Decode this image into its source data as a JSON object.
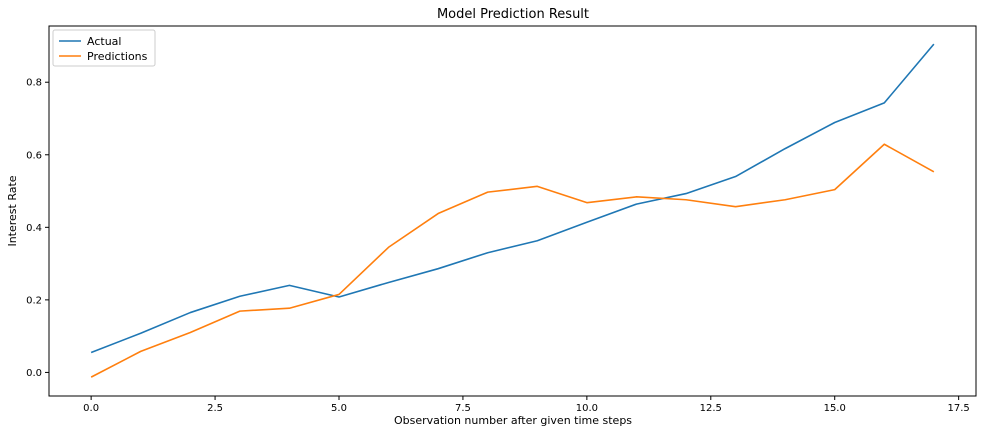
{
  "chart_data": {
    "type": "line",
    "title": "Model Prediction Result",
    "xlabel": "Observation number after given time steps",
    "ylabel": "Interest Rate",
    "xlim": [
      -0.85,
      17.85
    ],
    "ylim": [
      -0.065,
      0.955
    ],
    "xticks": [
      0.0,
      2.5,
      5.0,
      7.5,
      10.0,
      12.5,
      15.0,
      17.5
    ],
    "xtick_labels": [
      "0.0",
      "2.5",
      "5.0",
      "7.5",
      "10.0",
      "12.5",
      "15.0",
      "17.5"
    ],
    "yticks": [
      0.0,
      0.2,
      0.4,
      0.6,
      0.8
    ],
    "ytick_labels": [
      "0.0",
      "0.2",
      "0.4",
      "0.6",
      "0.8"
    ],
    "grid": false,
    "legend_position": "top-left",
    "x": [
      0,
      1,
      2,
      3,
      4,
      5,
      6,
      7,
      8,
      9,
      10,
      11,
      12,
      13,
      14,
      15,
      16,
      17
    ],
    "series": [
      {
        "name": "Actual",
        "color": "#1f77b4",
        "values": [
          0.055,
          0.108,
          0.165,
          0.21,
          0.24,
          0.208,
          0.248,
          0.286,
          0.33,
          0.363,
          0.414,
          0.464,
          0.493,
          0.54,
          0.617,
          0.689,
          0.743,
          0.905
        ]
      },
      {
        "name": "Predictions",
        "color": "#ff7f0e",
        "values": [
          -0.013,
          0.058,
          0.11,
          0.169,
          0.177,
          0.215,
          0.345,
          0.438,
          0.497,
          0.513,
          0.468,
          0.484,
          0.476,
          0.457,
          0.476,
          0.504,
          0.629,
          0.553
        ]
      }
    ]
  }
}
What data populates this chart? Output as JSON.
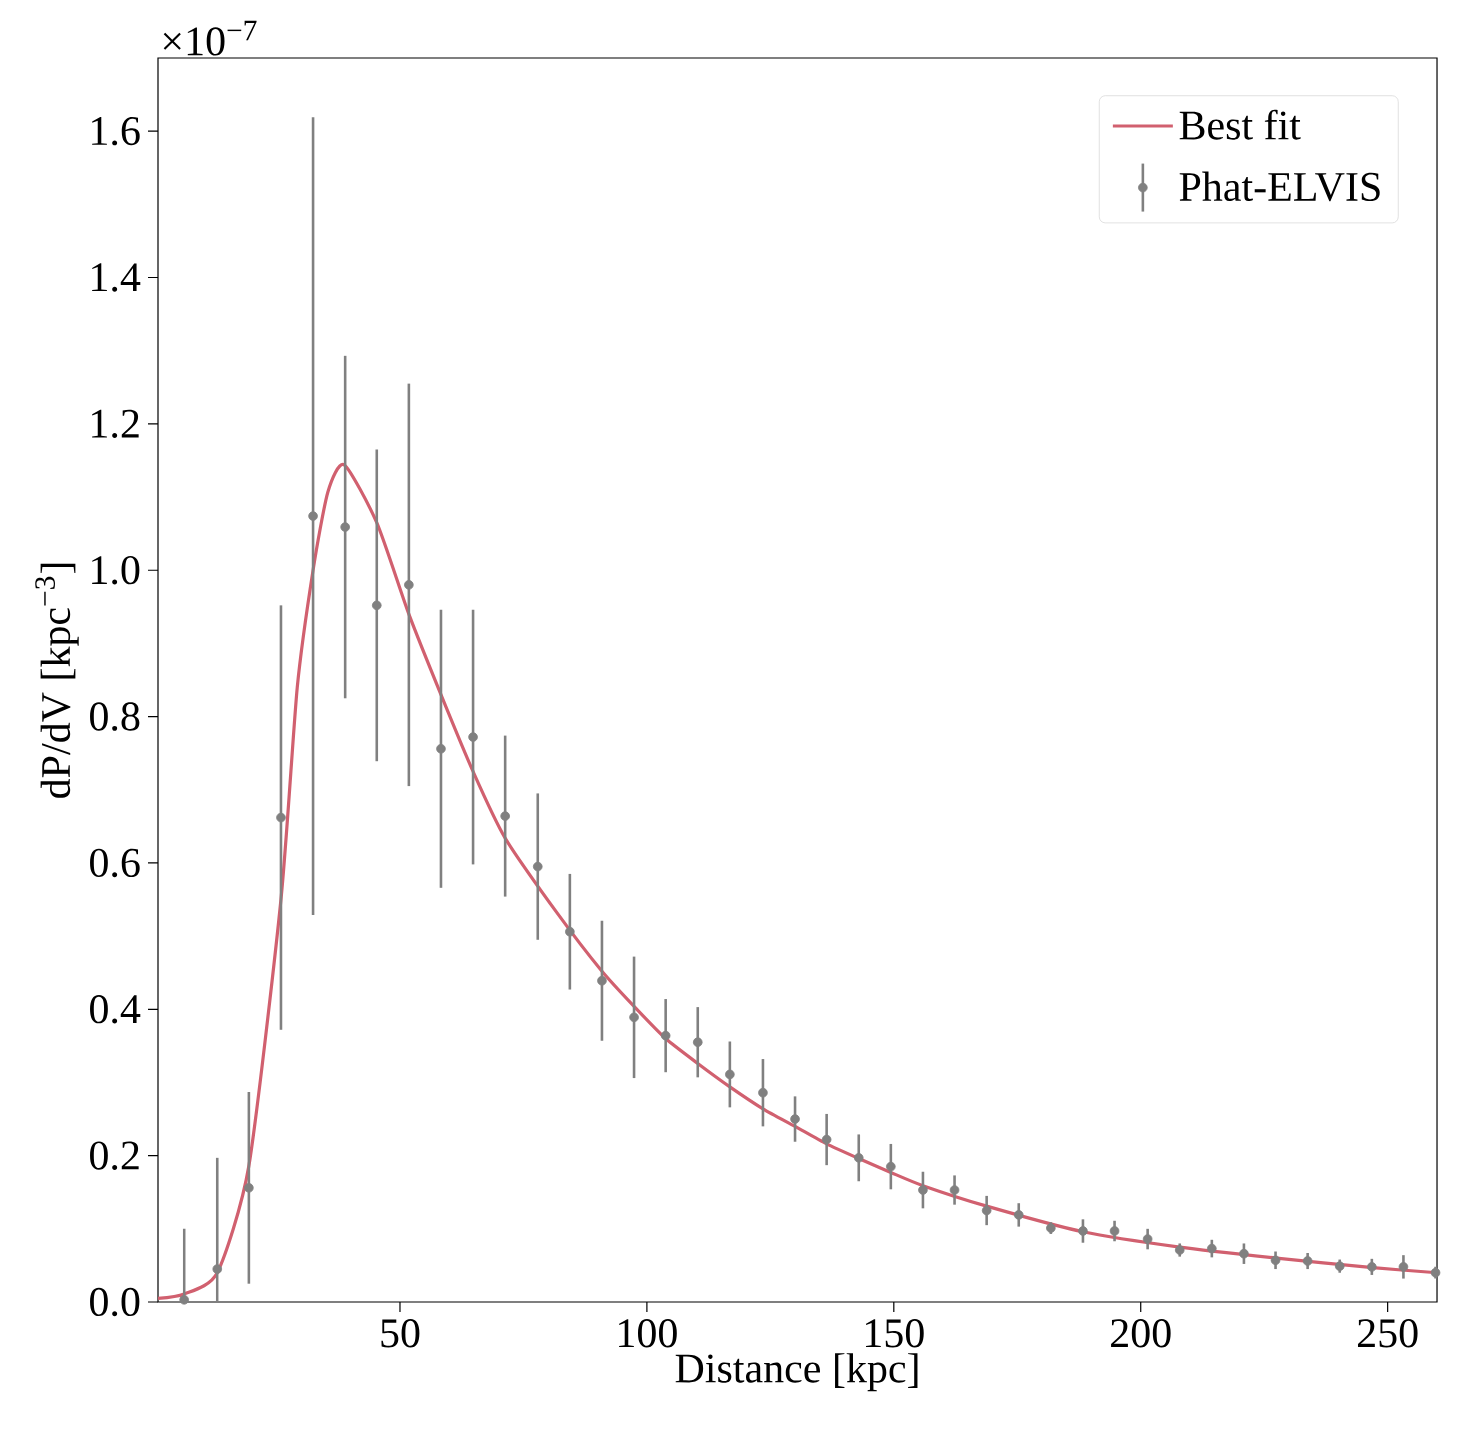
{
  "chart_data": {
    "type": "scatter",
    "xlabel": "Distance [kpc]",
    "ylabel": "dP/dV [kpc$^{−3}$]",
    "annotations": [
      "×10$^{−7}$"
    ],
    "xlim": [
      1,
      260
    ],
    "ylim": [
      0,
      1.7
    ],
    "xticks": [
      50,
      100,
      150,
      200,
      250
    ],
    "yticks": [
      {
        "value": 0,
        "label": "0.0"
      },
      0.2,
      0.4,
      0.6,
      0.8,
      {
        "value": 1,
        "label": "1.0"
      },
      1.2,
      1.4,
      1.6
    ],
    "legend": "top right",
    "series": [
      {
        "name": "Best fit",
        "type": "line",
        "color": "#d1606f",
        "line_style": "solid",
        "x": [
          1,
          6.3,
          13,
          19.4,
          25.9,
          29.2,
          32.4,
          35.4,
          38.7,
          45.3,
          51.8,
          58.3,
          64.8,
          71.3,
          82,
          90.9,
          97.4,
          103.8,
          110.3,
          116.8,
          123.5,
          130,
          136.4,
          142.9,
          149.4,
          155.9,
          168.8,
          188.3,
          207.9,
          227.5,
          247,
          260
        ],
        "values": [
          0.005,
          0.011,
          0.04,
          0.186,
          0.55,
          0.84,
          1.0,
          1.107,
          1.144,
          1.065,
          0.94,
          0.83,
          0.725,
          0.634,
          0.53,
          0.452,
          0.404,
          0.36,
          0.326,
          0.294,
          0.264,
          0.24,
          0.216,
          0.196,
          0.177,
          0.159,
          0.131,
          0.096,
          0.075,
          0.06,
          0.047,
          0.04
        ]
      },
      {
        "name": "Phat-ELVIS",
        "color": "#808080",
        "marker": "circle",
        "x": [
          6.3,
          13.0,
          19.4,
          25.9,
          32.4,
          38.9,
          45.3,
          51.8,
          58.3,
          64.8,
          71.3,
          77.9,
          84.4,
          90.9,
          97.4,
          103.8,
          110.3,
          116.8,
          123.5,
          130.0,
          136.4,
          142.9,
          149.4,
          155.9,
          162.3,
          168.8,
          175.3,
          181.8,
          188.3,
          194.7,
          201.4,
          207.9,
          214.4,
          220.9,
          227.3,
          233.8,
          240.3,
          246.8,
          253.2,
          259.7
        ],
        "values": [
          0.003,
          0.045,
          0.156,
          0.662,
          1.074,
          1.059,
          0.952,
          0.98,
          0.756,
          0.772,
          0.664,
          0.595,
          0.506,
          0.439,
          0.389,
          0.364,
          0.355,
          0.311,
          0.286,
          0.25,
          0.222,
          0.197,
          0.185,
          0.153,
          0.153,
          0.125,
          0.119,
          0.101,
          0.097,
          0.097,
          0.086,
          0.071,
          0.073,
          0.066,
          0.057,
          0.056,
          0.049,
          0.048,
          0.048,
          0.04
        ],
        "errors": [
          [
            0,
            0.1
          ],
          [
            0,
            0.197
          ],
          0.131,
          0.29,
          0.545,
          0.234,
          0.213,
          0.275,
          0.19,
          0.174,
          0.11,
          0.1,
          0.079,
          0.082,
          0.083,
          0.05,
          0.048,
          0.045,
          0.046,
          0.031,
          0.035,
          0.032,
          0.031,
          0.025,
          0.02,
          0.02,
          0.016,
          0.008,
          0.016,
          0.014,
          0.014,
          0.009,
          0.012,
          0.014,
          0.012,
          0.011,
          0.009,
          0.011,
          0.016,
          0.008
        ]
      }
    ]
  }
}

•••

Among the entries above, identify all lines with "this" and copy them.

Decode this image into its source data as a JSON object.
What data populates this chart? Output as JSON.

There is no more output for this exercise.